Instruções do exercício:
• a. Copie integralmente, sem qualquer alteração, o texto sobre sentir a vida.
• b. Nos registos, reescreva as linhas começando na que contém "302, 339, 346]" e terminando na que contém "25, 985, 45]", ambas incluídas, trocando "cell-supplier" por "cell-provider" e deixando tudo o resto igual. Apresente somente essas linhas.

Excerto da página:
• • •

«Sentimos tudo»

Felizmente, «sentimos tudo»! Mesmo quando aquilo que sentimos não são sentimentos ou sensações agradáveis, é bom sentir a vida e vivê-la na sua plenitude – no que de bom e de menos bom nos acontece. E sentir a vida é, no fundo, vivê-la. É sentir tudo o que está dentro de nós. As nossas vidas sem…

Felizmente, «sentimos tudo»! Mesmo quando aquilo que sentimos não são sentimentos ou sensações agradáveis, é bom sentir a vida e vivê-la na sua plenitude – no que de bom e de menos bom nos acontece. E sentir a vida é, no fundo, vivê-la. É sentir tudo o que está dentro de nós.

As nossas vidas sem sentimentos seriam inimagináveis. Seríamos máquinas, e faríamos tudo de forma programada, sempre da mesma maneira, sempre bem ou sempre mal. Mas sempre de forma mecânica, automática. Seria um mundo totalmente insuportável, porque é a contribuição da aleatoriedade dos sentimentos que dá existência e essência à vida. Sem esta chispa magnífica existiria vida automática, mas não vida humana. E, como diz, poeticamente, Manuel Bandeira: «O que eu adoro em ti é a vida»!

• • •

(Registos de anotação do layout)
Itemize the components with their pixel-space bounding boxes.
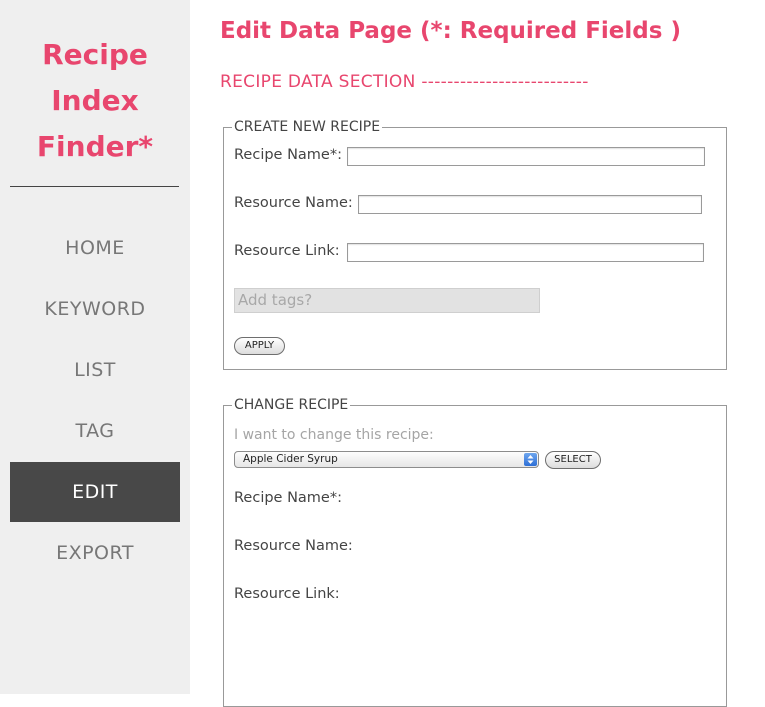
- select-arrows-icon: [524, 453, 537, 466]
- change-recipe-legend: CHANGE RECIPE: [234, 397, 349, 413]
- apply-button[interactable]: APPLY: [234, 337, 285, 355]
- change-resource-name-label: Resource Name:: [234, 538, 353, 554]
- recipe-name-label: Recipe Name*:: [234, 147, 342, 163]
- nav-item-list[interactable]: LIST: [10, 340, 180, 400]
- brand-line-2: Index: [51, 84, 139, 117]
- brand-line-1: Recipe: [42, 38, 148, 71]
- resource-link-label: Resource Link:: [234, 243, 340, 259]
- brand-line-3: Finder*: [36, 130, 154, 163]
- recipe-name-input[interactable]: [347, 147, 705, 166]
- nav-item-home[interactable]: HOME: [10, 218, 180, 278]
- nav-item-keyword[interactable]: KEYWORD: [10, 279, 180, 339]
- change-recipe-name-label: Recipe Name*:: [234, 490, 342, 506]
- brand-divider: [10, 186, 179, 187]
- section-title: RECIPE DATA SECTION --------------------…: [220, 72, 589, 92]
- create-recipe-legend: CREATE NEW RECIPE: [234, 119, 381, 135]
- nav-item-export[interactable]: EXPORT: [10, 523, 180, 583]
- app-logo[interactable]: Recipe Index Finder*: [0, 32, 190, 170]
- sidebar: Recipe Index Finder* HOME KEYWORD LIST T…: [0, 0, 190, 694]
- change-resource-link-label: Resource Link:: [234, 586, 340, 602]
- recipe-select-value: Apple Cider Syrup: [243, 453, 338, 465]
- change-recipe-prompt: I want to change this recipe:: [234, 427, 434, 443]
- page-title: Edit Data Page (*: Required Fields ): [220, 18, 681, 44]
- add-tags-input[interactable]: Add tags?: [234, 288, 540, 313]
- recipe-select[interactable]: Apple Cider Syrup: [234, 451, 539, 468]
- nav-item-edit[interactable]: EDIT: [10, 462, 180, 522]
- resource-name-label: Resource Name:: [234, 195, 353, 211]
- select-button[interactable]: SELECT: [545, 451, 601, 469]
- resource-link-input[interactable]: [347, 243, 704, 262]
- nav-item-tag[interactable]: TAG: [10, 401, 180, 461]
- resource-name-input[interactable]: [358, 195, 702, 214]
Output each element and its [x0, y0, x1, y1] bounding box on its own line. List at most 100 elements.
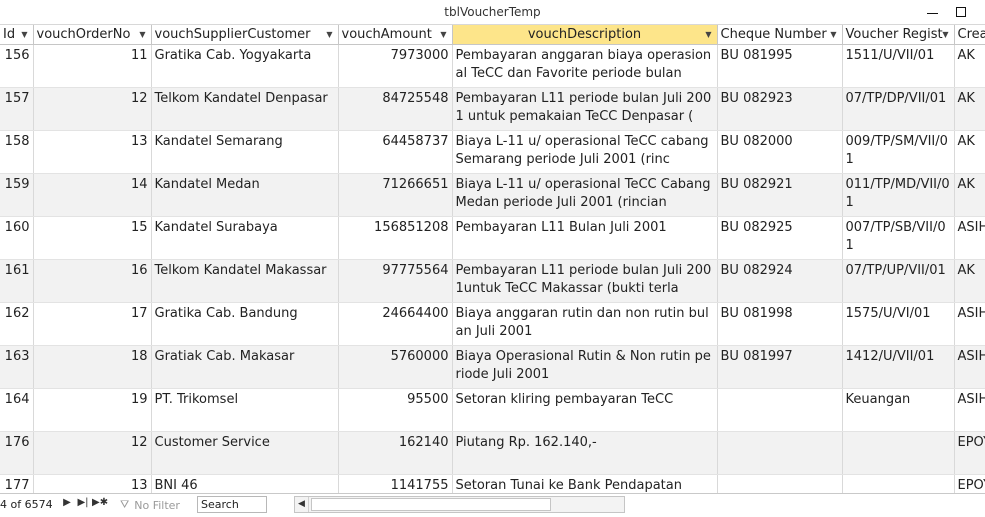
cell-supplier[interactable]: Gratika Cab. Bandung	[151, 302, 339, 346]
cell-description[interactable]: Setoran Tunai ke Bank Pendapatan	[452, 474, 718, 493]
cell-supplier[interactable]: Kandatel Medan	[151, 173, 339, 217]
cell-created[interactable]: AK	[954, 173, 985, 217]
column-header-created[interactable]: Crea	[954, 25, 985, 45]
cell-order-no[interactable]: 17	[33, 302, 152, 346]
cell-id[interactable]: 164	[0, 388, 34, 432]
last-record-button[interactable]: ▶|	[76, 497, 90, 508]
cell-cheque-number[interactable]: BU 082925	[717, 216, 843, 260]
cell-voucher-regist[interactable]: 1575/U/VI/01	[842, 302, 955, 346]
table-row[interactable]: 159 14 Kandatel Medan 71266651 Biaya L-1…	[0, 173, 985, 217]
cell-amount[interactable]: 95500	[338, 388, 453, 432]
cell-description[interactable]: Pembayaran L11 periode bulan Juli 2001un…	[452, 259, 718, 303]
table-row[interactable]: 176 12 Customer Service 162140 Piutang R…	[0, 431, 985, 475]
no-filter-button[interactable]: ⛛ No Filter	[120, 498, 180, 512]
cell-id[interactable]: 157	[0, 87, 34, 131]
cell-amount[interactable]: 5760000	[338, 345, 453, 389]
cell-cheque-number[interactable]	[717, 431, 843, 475]
cell-created[interactable]: AK	[954, 130, 985, 174]
cell-created[interactable]: AK	[954, 44, 985, 88]
filter-dropdown-icon[interactable]: ▼	[440, 30, 446, 39]
cell-order-no[interactable]: 12	[33, 431, 152, 475]
scrollbar-thumb[interactable]	[311, 498, 551, 511]
cell-voucher-regist[interactable]: 007/TP/SB/VII/01	[842, 216, 955, 260]
cell-amount[interactable]: 156851208	[338, 216, 453, 260]
column-header-voucher-regist[interactable]: Voucher Regist ▼	[842, 25, 955, 45]
filter-dropdown-icon[interactable]: ▼	[942, 30, 948, 39]
cell-voucher-regist[interactable]: 1412/U/VII/01	[842, 345, 955, 389]
table-row[interactable]: 161 16 Telkom Kandatel Makassar 97775564…	[0, 259, 985, 303]
cell-description[interactable]: Biaya Operasional Rutin & Non rutin peri…	[452, 345, 718, 389]
cell-order-no[interactable]: 13	[33, 130, 152, 174]
cell-created[interactable]: ASIH	[954, 345, 985, 389]
cell-description[interactable]: Setoran kliring pembayaran TeCC	[452, 388, 718, 432]
cell-cheque-number[interactable]: BU 082000	[717, 130, 843, 174]
minimize-button[interactable]	[921, 3, 943, 21]
table-row[interactable]: 158 13 Kandatel Semarang 64458737 Biaya …	[0, 130, 985, 174]
cell-id[interactable]: 160	[0, 216, 34, 260]
next-record-button[interactable]: ▶	[60, 497, 74, 508]
cell-cheque-number[interactable]: BU 081995	[717, 44, 843, 88]
cell-amount[interactable]: 24664400	[338, 302, 453, 346]
cell-description[interactable]: Biaya L-11 u/ operasional TeCC Cabang Me…	[452, 173, 718, 217]
cell-supplier[interactable]: PT. Trikomsel	[151, 388, 339, 432]
table-row[interactable]: 163 18 Gratiak Cab. Makasar 5760000 Biay…	[0, 345, 985, 389]
filter-dropdown-icon[interactable]: ▼	[830, 30, 836, 39]
table-row[interactable]: 160 15 Kandatel Surabaya 156851208 Pemba…	[0, 216, 985, 260]
datasheet-grid[interactable]: Id ▼ vouchOrderNo ▼ vouchSupplierCustomer ▼…	[0, 25, 985, 493]
cell-cheque-number[interactable]: BU 081998	[717, 302, 843, 346]
cell-created[interactable]: AK	[954, 259, 985, 303]
table-row[interactable]: 156 11 Gratika Cab. Yogyakarta 7973000 P…	[0, 44, 985, 88]
cell-order-no[interactable]: 12	[33, 87, 152, 131]
cell-order-no[interactable]: 11	[33, 44, 152, 88]
cell-cheque-number[interactable]: BU 082923	[717, 87, 843, 131]
column-header-vouchsuppliercustomer[interactable]: vouchSupplierCustomer ▼	[151, 25, 339, 45]
column-header-id[interactable]: Id ▼	[0, 25, 34, 45]
cell-supplier[interactable]: Kandatel Surabaya	[151, 216, 339, 260]
cell-id[interactable]: 163	[0, 345, 34, 389]
cell-cheque-number[interactable]	[717, 474, 843, 493]
cell-description[interactable]: Pembayaran anggaran biaya operasional Te…	[452, 44, 718, 88]
cell-supplier[interactable]: Gratika Cab. Yogyakarta	[151, 44, 339, 88]
cell-amount[interactable]: 1141755	[338, 474, 453, 493]
horizontal-scrollbar[interactable]: ◀	[294, 496, 625, 513]
new-record-button[interactable]: ▶✱	[92, 497, 108, 508]
cell-voucher-regist[interactable]: 1511/U/VII/01	[842, 44, 955, 88]
column-header-vouchamount[interactable]: vouchAmount ▼	[338, 25, 453, 45]
column-header-vouchorderno[interactable]: vouchOrderNo ▼	[33, 25, 152, 45]
cell-cheque-number[interactable]: BU 082924	[717, 259, 843, 303]
cell-order-no[interactable]: 16	[33, 259, 152, 303]
cell-amount[interactable]: 71266651	[338, 173, 453, 217]
cell-cheque-number[interactable]	[717, 388, 843, 432]
cell-description[interactable]: Biaya anggaran rutin dan non rutin bulan…	[452, 302, 718, 346]
table-row[interactable]: 164 19 PT. Trikomsel 95500 Setoran kliri…	[0, 388, 985, 432]
cell-created[interactable]: EPOY	[954, 474, 985, 493]
cell-voucher-regist[interactable]: Keuangan	[842, 388, 955, 432]
cell-voucher-regist[interactable]	[842, 431, 955, 475]
cell-id[interactable]: 176	[0, 431, 34, 475]
cell-id[interactable]: 177	[0, 474, 34, 493]
filter-dropdown-icon[interactable]: ▼	[139, 30, 145, 39]
cell-description[interactable]: Piutang Rp. 162.140,-	[452, 431, 718, 475]
cell-supplier[interactable]: Telkom Kandatel Makassar	[151, 259, 339, 303]
cell-supplier[interactable]: Customer Service	[151, 431, 339, 475]
cell-voucher-regist[interactable]: 07/TP/UP/VII/01	[842, 259, 955, 303]
cell-created[interactable]: AK	[954, 87, 985, 131]
record-position[interactable]: 4 of 6574	[0, 498, 53, 511]
filter-dropdown-icon[interactable]: ▼	[705, 30, 711, 39]
cell-id[interactable]: 156	[0, 44, 34, 88]
cell-supplier[interactable]: BNI 46	[151, 474, 339, 493]
cell-amount[interactable]: 97775564	[338, 259, 453, 303]
cell-supplier[interactable]: Telkom Kandatel Denpasar	[151, 87, 339, 131]
cell-order-no[interactable]: 18	[33, 345, 152, 389]
cell-amount[interactable]: 162140	[338, 431, 453, 475]
cell-order-no[interactable]: 19	[33, 388, 152, 432]
cell-description[interactable]: Pembayaran L11 Bulan Juli 2001	[452, 216, 718, 260]
cell-voucher-regist[interactable]: 011/TP/MD/VII/01	[842, 173, 955, 217]
filter-dropdown-icon[interactable]: ▼	[21, 30, 27, 39]
cell-voucher-regist[interactable]	[842, 474, 955, 493]
column-header-cheque-number[interactable]: Cheque Number ▼	[717, 25, 843, 45]
cell-id[interactable]: 158	[0, 130, 34, 174]
column-header-vouchdescription[interactable]: vouchDescription ▼	[452, 25, 718, 45]
cell-amount[interactable]: 84725548	[338, 87, 453, 131]
cell-created[interactable]: ASIH	[954, 388, 985, 432]
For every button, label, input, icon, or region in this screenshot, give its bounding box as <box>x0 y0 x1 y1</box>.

• • •

Soluções por tarefa:
• a.
«Sentimos tudo»

Felizmente, «sentimos tudo»! Mesmo quando aquilo que sentimos não são sentimentos ou sensações agradáveis, é bom sentir a vida e vivê-la na sua plenitude – no que de bom e de menos bom nos acontece. E sentir a vida é, no fundo, vivê-la. É sentir tudo o que está dentro de nós. As nossas vidas sem…

Felizmente, «sentimos tudo»! Mesmo quando aquilo que sentimos não são sentimentos ou sensações agradáveis, é bom sentir a vida e vivê-la na sua plenitude – no que de bom e de menos bom nos acontece. E sentir a vida é, no fundo, vivê-la. É sentir tudo o que está dentro de nós.

As nossas vidas sem sentimentos seriam inimagináveis. Seríamos máquinas, e faríamos tudo de forma programada, sempre da mesma maneira, sempre bem ou sempre mal. Mas sempre de forma mecânica, automática. Seria um mundo totalmente insuportável, porque é a contribuição da aleatoriedade dos sentimentos que dá existência e essência à vida. Sem esta chispa magnífica existiria vida automática, mas não vida humana. E, como diz, poeticamente, Manuel Bandeira: «O que eu adoro em ti é a vida»!

• b.
cell-provider[interactable]: Gratika Cab. Bandung	[151, 302, 339, 346]
cell-description[interactable]: Setoran Tunai ke Bank Pendapatan	[452, 474, 718, 493]
cell-provider[interactable]: Kandatel Medan	[151, 173, 339, 217]
cell-created[interactable]: AK	[954, 173, 985, 217]
column-header-created[interactable]: Crea	[954, 25, 985, 45]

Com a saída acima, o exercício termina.